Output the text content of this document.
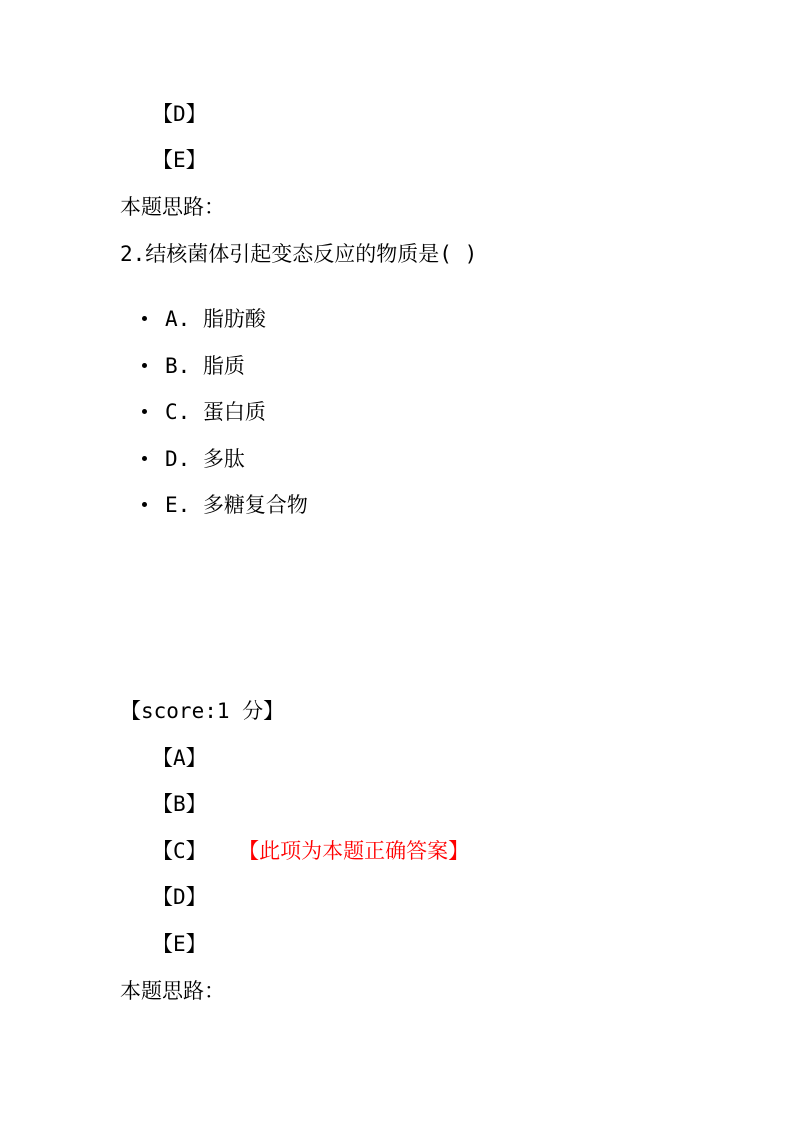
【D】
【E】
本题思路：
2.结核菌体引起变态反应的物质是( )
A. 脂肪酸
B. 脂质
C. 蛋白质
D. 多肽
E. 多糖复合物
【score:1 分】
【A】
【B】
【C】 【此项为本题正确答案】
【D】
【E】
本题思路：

━━━━━━━━━━

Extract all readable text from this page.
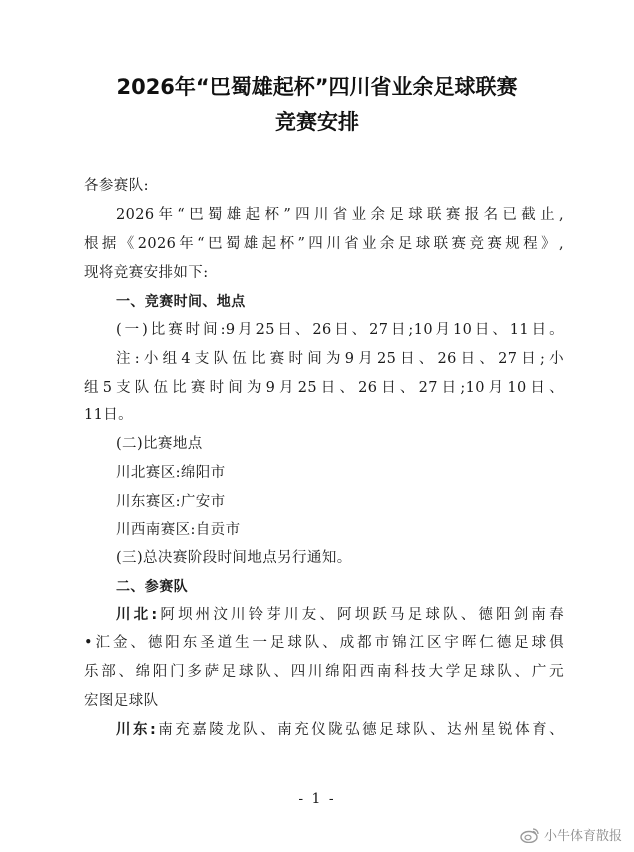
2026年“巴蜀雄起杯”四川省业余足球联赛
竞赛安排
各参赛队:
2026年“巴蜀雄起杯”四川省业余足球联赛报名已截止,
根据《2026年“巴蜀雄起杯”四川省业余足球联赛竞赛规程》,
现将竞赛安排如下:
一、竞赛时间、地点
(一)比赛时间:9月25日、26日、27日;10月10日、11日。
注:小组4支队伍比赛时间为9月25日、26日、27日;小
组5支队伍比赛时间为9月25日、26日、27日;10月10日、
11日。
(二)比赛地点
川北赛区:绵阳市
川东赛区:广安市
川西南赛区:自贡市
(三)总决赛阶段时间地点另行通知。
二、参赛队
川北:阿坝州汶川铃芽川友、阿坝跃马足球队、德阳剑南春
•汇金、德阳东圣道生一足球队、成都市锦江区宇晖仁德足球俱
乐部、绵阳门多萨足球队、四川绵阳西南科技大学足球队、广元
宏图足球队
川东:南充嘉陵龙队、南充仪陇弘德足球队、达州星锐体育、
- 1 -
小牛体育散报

━━━━━━━━━━

Do this
Report every line containing the word "巴蜀雄起杯" from the listing above.

Answer for the task
2026年“巴蜀雄起杯”四川省业余足球联赛
2026年“巴蜀雄起杯”四川省业余足球联赛报名已截止,
根据《2026年“巴蜀雄起杯”四川省业余足球联赛竞赛规程》,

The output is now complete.